*Work to complete*.
Reproduce every entry below precisely; do not include the pictures.
## Start Data to process
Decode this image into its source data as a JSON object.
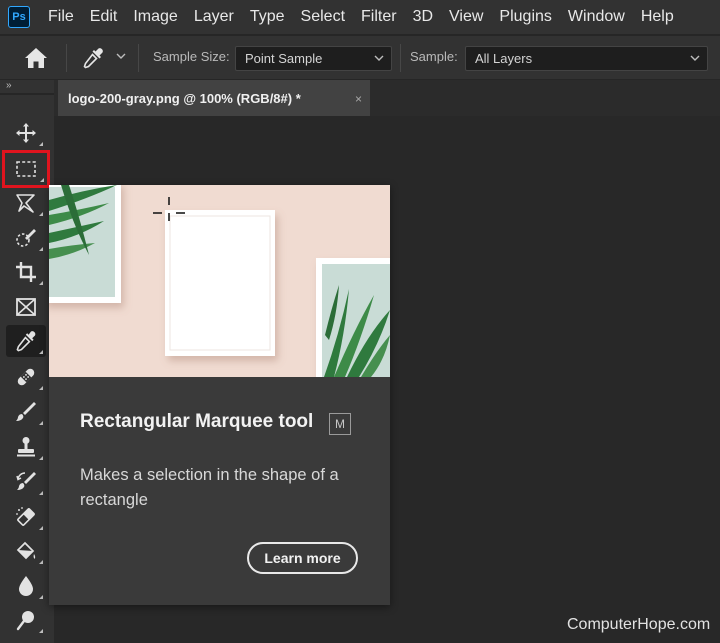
{
  "menubar": {
    "logo": "Ps",
    "items": [
      "File",
      "Edit",
      "Image",
      "Layer",
      "Type",
      "Select",
      "Filter",
      "3D",
      "View",
      "Plugins",
      "Window",
      "Help"
    ]
  },
  "options_bar": {
    "sample_size_label": "Sample Size:",
    "sample_size_value": "Point Sample",
    "sample_label": "Sample:",
    "sample_value": "All Layers"
  },
  "toolbar": {
    "collapse_glyph": "»",
    "tools": [
      {
        "name": "move-tool",
        "icon": "move-icon"
      },
      {
        "name": "rectangular-marquee-tool",
        "icon": "marquee-icon",
        "highlighted": true
      },
      {
        "name": "lasso-tool",
        "icon": "lasso-icon"
      },
      {
        "name": "quick-selection-tool",
        "icon": "quick-selection-icon"
      },
      {
        "name": "crop-tool",
        "icon": "crop-icon"
      },
      {
        "name": "frame-tool",
        "icon": "frame-icon"
      },
      {
        "name": "eyedropper-tool",
        "icon": "eyedropper-icon",
        "active": true
      },
      {
        "name": "healing-brush-tool",
        "icon": "bandage-icon"
      },
      {
        "name": "brush-tool",
        "icon": "brush-icon"
      },
      {
        "name": "clone-stamp-tool",
        "icon": "stamp-icon"
      },
      {
        "name": "history-brush-tool",
        "icon": "history-brush-icon"
      },
      {
        "name": "eraser-tool",
        "icon": "eraser-icon"
      },
      {
        "name": "paint-bucket-tool",
        "icon": "bucket-icon"
      },
      {
        "name": "blur-tool",
        "icon": "drop-icon"
      },
      {
        "name": "dodge-tool",
        "icon": "dodge-icon"
      }
    ]
  },
  "document": {
    "tab_title": "logo-200-gray.png @ 100% (RGB/8#) *",
    "close_glyph": "×"
  },
  "tooltip": {
    "title": "Rectangular Marquee tool",
    "shortcut": "M",
    "description": "Makes a selection in the shape of a rectangle",
    "learn_more": "Learn more"
  },
  "watermark": "ComputerHope.com",
  "colors": {
    "highlight_box": "#e0141e",
    "ps_blue": "#31a8ff",
    "ui_panel": "#323232",
    "tooltip_bg": "#3a3a3a"
  }
}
## End Data to process
*Full solution*.
Decode this image into its source data as a JSON object.
{
  "menubar": {
    "logo": "Ps",
    "items": [
      "File",
      "Edit",
      "Image",
      "Layer",
      "Type",
      "Select",
      "Filter",
      "3D",
      "View",
      "Plugins",
      "Window",
      "Help"
    ]
  },
  "options_bar": {
    "sample_size_label": "Sample Size:",
    "sample_size_value": "Point Sample",
    "sample_label": "Sample:",
    "sample_value": "All Layers"
  },
  "toolbar": {
    "collapse_glyph": "»",
    "tools": [
      {
        "name": "move-tool",
        "icon": "move-icon"
      },
      {
        "name": "rectangular-marquee-tool",
        "icon": "marquee-icon",
        "highlighted": true
      },
      {
        "name": "lasso-tool",
        "icon": "lasso-icon"
      },
      {
        "name": "quick-selection-tool",
        "icon": "quick-selection-icon"
      },
      {
        "name": "crop-tool",
        "icon": "crop-icon"
      },
      {
        "name": "frame-tool",
        "icon": "frame-icon"
      },
      {
        "name": "eyedropper-tool",
        "icon": "eyedropper-icon",
        "active": true
      },
      {
        "name": "healing-brush-tool",
        "icon": "bandage-icon"
      },
      {
        "name": "brush-tool",
        "icon": "brush-icon"
      },
      {
        "name": "clone-stamp-tool",
        "icon": "stamp-icon"
      },
      {
        "name": "history-brush-tool",
        "icon": "history-brush-icon"
      },
      {
        "name": "eraser-tool",
        "icon": "eraser-icon"
      },
      {
        "name": "paint-bucket-tool",
        "icon": "bucket-icon"
      },
      {
        "name": "blur-tool",
        "icon": "drop-icon"
      },
      {
        "name": "dodge-tool",
        "icon": "dodge-icon"
      }
    ]
  },
  "document": {
    "tab_title": "logo-200-gray.png @ 100% (RGB/8#) *",
    "close_glyph": "×"
  },
  "tooltip": {
    "title": "Rectangular Marquee tool",
    "shortcut": "M",
    "description": "Makes a selection in the shape of a rectangle",
    "learn_more": "Learn more"
  },
  "watermark": "ComputerHope.com",
  "colors": {
    "highlight_box": "#e0141e",
    "ps_blue": "#31a8ff",
    "ui_panel": "#323232",
    "tooltip_bg": "#3a3a3a"
  }
}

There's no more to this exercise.